begin MATERIAL FOR THIS EXERCISE

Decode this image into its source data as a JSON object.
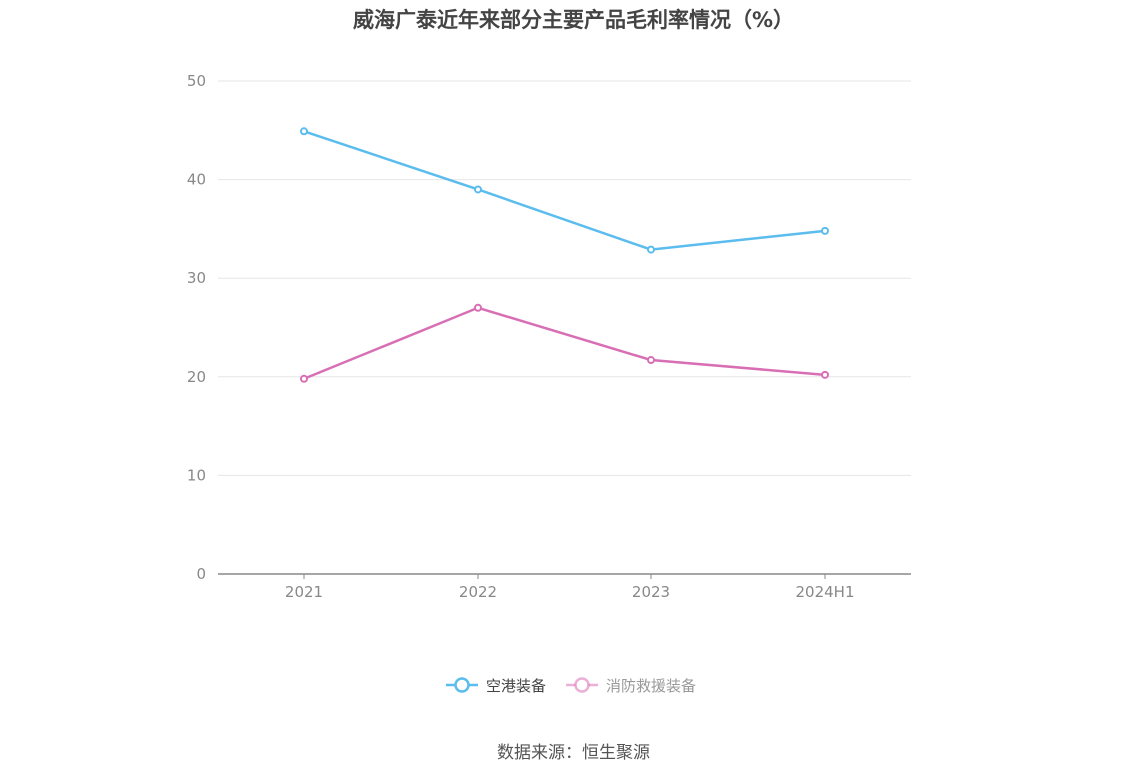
{
  "chart_data": {
    "type": "line",
    "title": "威海广泰近年来部分主要产品毛利率情况（%）",
    "categories": [
      "2021",
      "2022",
      "2023",
      "2024H1"
    ],
    "series": [
      {
        "name": "空港装备",
        "values": [
          44.9,
          39.0,
          32.9,
          34.8
        ],
        "color": "#5bbcee"
      },
      {
        "name": "消防救援装备",
        "values": [
          19.8,
          27.0,
          21.7,
          20.2
        ],
        "color": "#d86fb4"
      }
    ],
    "ylim": [
      0,
      50
    ],
    "yticks": [
      0,
      10,
      20,
      30,
      40,
      50
    ],
    "grid": true,
    "legend": "bottom"
  },
  "footer": {
    "source": "数据来源：恒生聚源"
  }
}
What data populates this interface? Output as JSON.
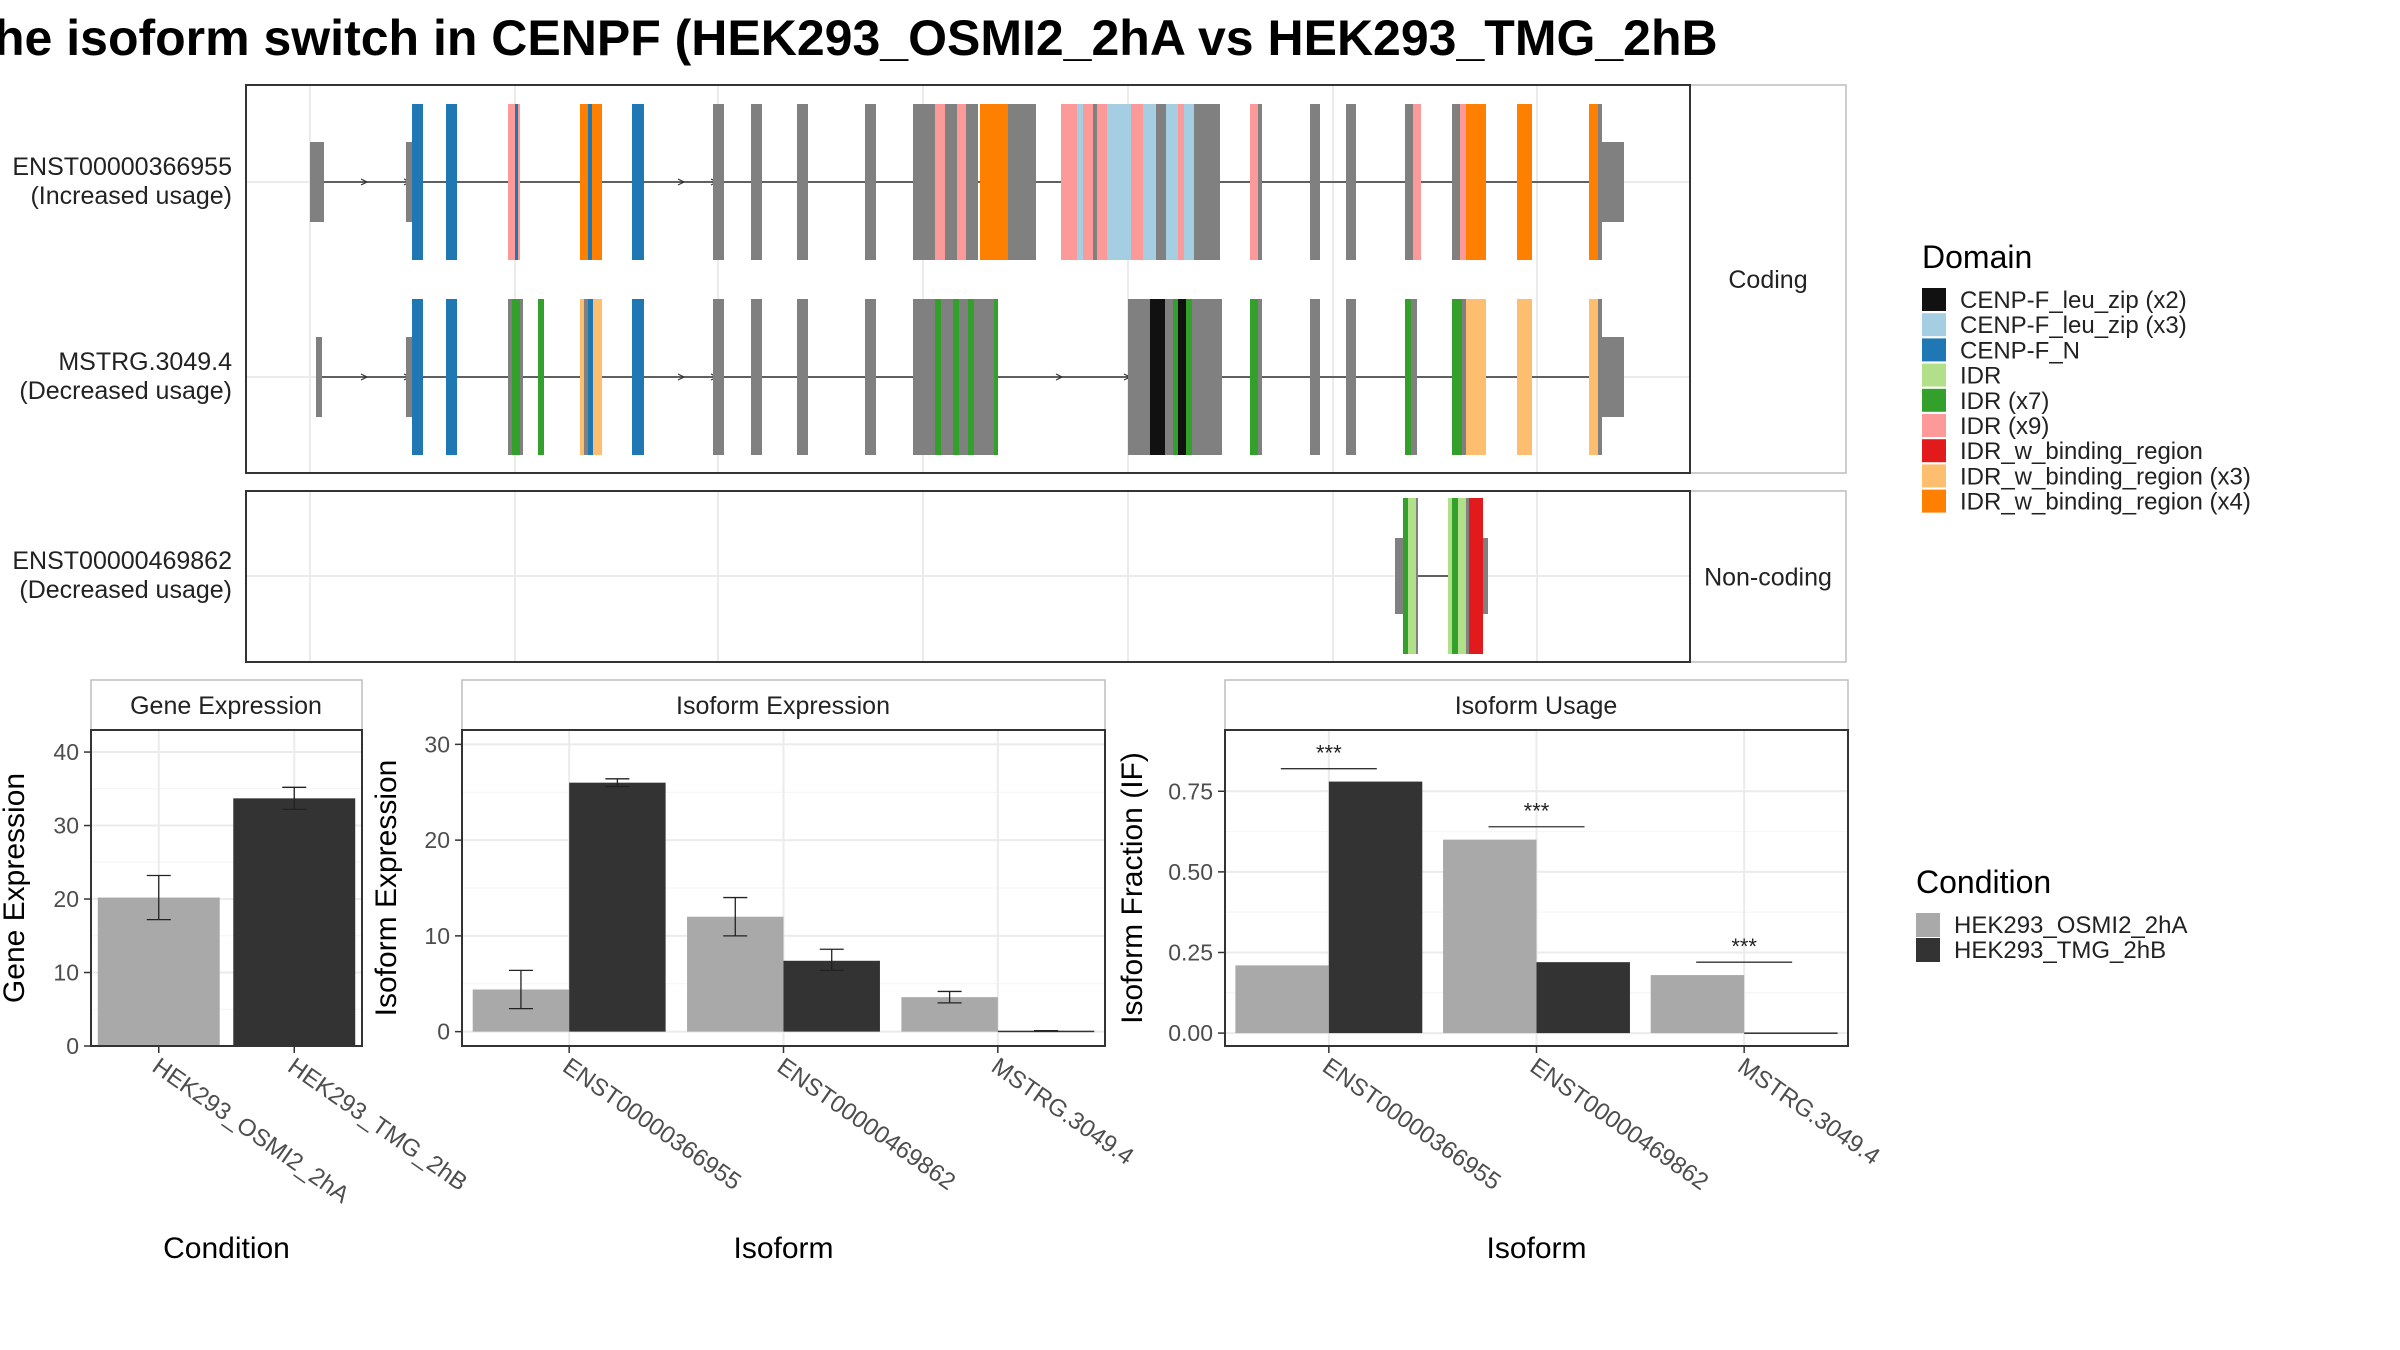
{
  "title": "he isoform switch in CENPF (HEK293_OSMI2_2hA vs HEK293_TMG_2hB",
  "structure": {
    "facets": [
      "Coding",
      "Non-coding"
    ],
    "isoforms": [
      {
        "id": "ENST00000366955",
        "usage": "(Increased usage)",
        "facet": 0
      },
      {
        "id": "MSTRG.3049.4",
        "usage": "(Decreased usage)",
        "facet": 0
      },
      {
        "id": "ENST00000469862",
        "usage": "(Decreased usage)",
        "facet": 1
      }
    ]
  },
  "legends": {
    "domain": {
      "title": "Domain",
      "items": [
        {
          "label": "CENP-F_leu_zip (x2)",
          "color": "#111111"
        },
        {
          "label": "CENP-F_leu_zip (x3)",
          "color": "#a6cee3"
        },
        {
          "label": "CENP-F_N",
          "color": "#1f78b4"
        },
        {
          "label": "IDR",
          "color": "#b2df8a"
        },
        {
          "label": "IDR (x7)",
          "color": "#33a02c"
        },
        {
          "label": "IDR (x9)",
          "color": "#fb9a99"
        },
        {
          "label": "IDR_w_binding_region",
          "color": "#e31a1c"
        },
        {
          "label": "IDR_w_binding_region (x3)",
          "color": "#fdbf6f"
        },
        {
          "label": "IDR_w_binding_region (x4)",
          "color": "#ff7f00"
        }
      ]
    },
    "condition": {
      "title": "Condition",
      "items": [
        {
          "label": "HEK293_OSMI2_2hA",
          "color": "#a9a9a9"
        },
        {
          "label": "HEK293_TMG_2hB",
          "color": "#333333"
        }
      ]
    }
  },
  "chart_data": [
    {
      "type": "bar",
      "title": "Gene Expression",
      "xlabel": "Condition",
      "ylabel": "Gene Expression",
      "ylim": [
        0,
        43
      ],
      "yticks": [
        0,
        10,
        20,
        30,
        40
      ],
      "categories": [
        "HEK293_OSMI2_2hA",
        "HEK293_TMG_2hB"
      ],
      "values": [
        20.2,
        33.7
      ],
      "errors": [
        [
          17.2,
          23.2
        ],
        [
          32.2,
          35.2
        ]
      ]
    },
    {
      "type": "bar",
      "title": "Isoform Expression",
      "xlabel": "Isoform",
      "ylabel": "Isoform Expression",
      "ylim": [
        -1.5,
        31.5
      ],
      "yticks": [
        0,
        10,
        20,
        30
      ],
      "categories": [
        "ENST00000366955",
        "ENST00000469862",
        "MSTRG.3049.4"
      ],
      "series": [
        {
          "name": "HEK293_OSMI2_2hA",
          "values": [
            4.4,
            12.0,
            3.6
          ],
          "errors": [
            [
              2.4,
              6.4
            ],
            [
              10.0,
              14.0
            ],
            [
              3.0,
              4.2
            ]
          ]
        },
        {
          "name": "HEK293_TMG_2hB",
          "values": [
            26.0,
            7.4,
            0.1
          ],
          "errors": [
            [
              25.6,
              26.4
            ],
            [
              6.4,
              8.6
            ],
            [
              0.1,
              0.1
            ]
          ]
        }
      ]
    },
    {
      "type": "bar",
      "title": "Isoform Usage",
      "xlabel": "Isoform",
      "ylabel": "Isoform Fraction (IF)",
      "ylim": [
        -0.04,
        0.94
      ],
      "yticks": [
        0.0,
        0.25,
        0.5,
        0.75
      ],
      "ytick_labels": [
        "0.00",
        "0.25",
        "0.50",
        "0.75"
      ],
      "categories": [
        "ENST00000366955",
        "ENST00000469862",
        "MSTRG.3049.4"
      ],
      "series": [
        {
          "name": "HEK293_OSMI2_2hA",
          "values": [
            0.21,
            0.6,
            0.18
          ]
        },
        {
          "name": "HEK293_TMG_2hB",
          "values": [
            0.78,
            0.22,
            0.0
          ]
        }
      ],
      "significance": [
        {
          "category": 0,
          "label": "***",
          "y": 0.82
        },
        {
          "category": 1,
          "label": "***",
          "y": 0.64
        },
        {
          "category": 2,
          "label": "***",
          "y": 0.22
        }
      ]
    }
  ]
}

end MATERIAL FOR THIS EXERCISE

Nothing in the entries above should change when they are printed again, except that the pictures are dropped.

Decode this image into its source data as a JSON object.
{
  "chart_data": {
    "type": "line",
    "title": "威海广泰近年来部分主要产品毛利率情况（%）",
    "categories": [
      "2021",
      "2022",
      "2023",
      "2024H1"
    ],
    "series": [
      {
        "name": "空港装备",
        "values": [
          44.9,
          39.0,
          32.9,
          34.8
        ],
        "color": "#5bbcee"
      },
      {
        "name": "消防救援装备",
        "values": [
          19.8,
          27.0,
          21.7,
          20.2
        ],
        "color": "#d86fb4"
      }
    ],
    "ylim": [
      0,
      50
    ],
    "yticks": [
      0,
      10,
      20,
      30,
      40,
      50
    ],
    "grid": true,
    "legend": "bottom"
  },
  "footer": {
    "source": "数据来源：恒生聚源"
  }
}
What data populates this interface? Output as JSON.
{
  "title": "he isoform switch in CENPF (HEK293_OSMI2_2hA vs HEK293_TMG_2hB",
  "structure": {
    "facets": [
      "Coding",
      "Non-coding"
    ],
    "isoforms": [
      {
        "id": "ENST00000366955",
        "usage": "(Increased usage)",
        "facet": 0
      },
      {
        "id": "MSTRG.3049.4",
        "usage": "(Decreased usage)",
        "facet": 0
      },
      {
        "id": "ENST00000469862",
        "usage": "(Decreased usage)",
        "facet": 1
      }
    ]
  },
  "legends": {
    "domain": {
      "title": "Domain",
      "items": [
        {
          "label": "CENP-F_leu_zip (x2)",
          "color": "#111111"
        },
        {
          "label": "CENP-F_leu_zip (x3)",
          "color": "#a6cee3"
        },
        {
          "label": "CENP-F_N",
          "color": "#1f78b4"
        },
        {
          "label": "IDR",
          "color": "#b2df8a"
        },
        {
          "label": "IDR (x7)",
          "color": "#33a02c"
        },
        {
          "label": "IDR (x9)",
          "color": "#fb9a99"
        },
        {
          "label": "IDR_w_binding_region",
          "color": "#e31a1c"
        },
        {
          "label": "IDR_w_binding_region (x3)",
          "color": "#fdbf6f"
        },
        {
          "label": "IDR_w_binding_region (x4)",
          "color": "#ff7f00"
        }
      ]
    },
    "condition": {
      "title": "Condition",
      "items": [
        {
          "label": "HEK293_OSMI2_2hA",
          "color": "#a9a9a9"
        },
        {
          "label": "HEK293_TMG_2hB",
          "color": "#333333"
        }
      ]
    }
  },
  "chart_data": [
    {
      "type": "bar",
      "title": "Gene Expression",
      "xlabel": "Condition",
      "ylabel": "Gene Expression",
      "ylim": [
        0,
        43
      ],
      "yticks": [
        0,
        10,
        20,
        30,
        40
      ],
      "categories": [
        "HEK293_OSMI2_2hA",
        "HEK293_TMG_2hB"
      ],
      "values": [
        20.2,
        33.7
      ],
      "errors": [
        [
          17.2,
          23.2
        ],
        [
          32.2,
          35.2
        ]
      ]
    },
    {
      "type": "bar",
      "title": "Isoform Expression",
      "xlabel": "Isoform",
      "ylabel": "Isoform Expression",
      "ylim": [
        -1.5,
        31.5
      ],
      "yticks": [
        0,
        10,
        20,
        30
      ],
      "categories": [
        "ENST00000366955",
        "ENST00000469862",
        "MSTRG.3049.4"
      ],
      "series": [
        {
          "name": "HEK293_OSMI2_2hA",
          "values": [
            4.4,
            12.0,
            3.6
          ],
          "errors": [
            [
              2.4,
              6.4
            ],
            [
              10.0,
              14.0
            ],
            [
              3.0,
              4.2
            ]
          ]
        },
        {
          "name": "HEK293_TMG_2hB",
          "values": [
            26.0,
            7.4,
            0.1
          ],
          "errors": [
            [
              25.6,
              26.4
            ],
            [
              6.4,
              8.6
            ],
            [
              0.1,
              0.1
            ]
          ]
        }
      ]
    },
    {
      "type": "bar",
      "title": "Isoform Usage",
      "xlabel": "Isoform",
      "ylabel": "Isoform Fraction (IF)",
      "ylim": [
        -0.04,
        0.94
      ],
      "yticks": [
        0.0,
        0.25,
        0.5,
        0.75
      ],
      "ytick_labels": [
        "0.00",
        "0.25",
        "0.50",
        "0.75"
      ],
      "categories": [
        "ENST00000366955",
        "ENST00000469862",
        "MSTRG.3049.4"
      ],
      "series": [
        {
          "name": "HEK293_OSMI2_2hA",
          "values": [
            0.21,
            0.6,
            0.18
          ]
        },
        {
          "name": "HEK293_TMG_2hB",
          "values": [
            0.78,
            0.22,
            0.0
          ]
        }
      ],
      "significance": [
        {
          "category": 0,
          "label": "***",
          "y": 0.82
        },
        {
          "category": 1,
          "label": "***",
          "y": 0.64
        },
        {
          "category": 2,
          "label": "***",
          "y": 0.22
        }
      ]
    }
  ]
}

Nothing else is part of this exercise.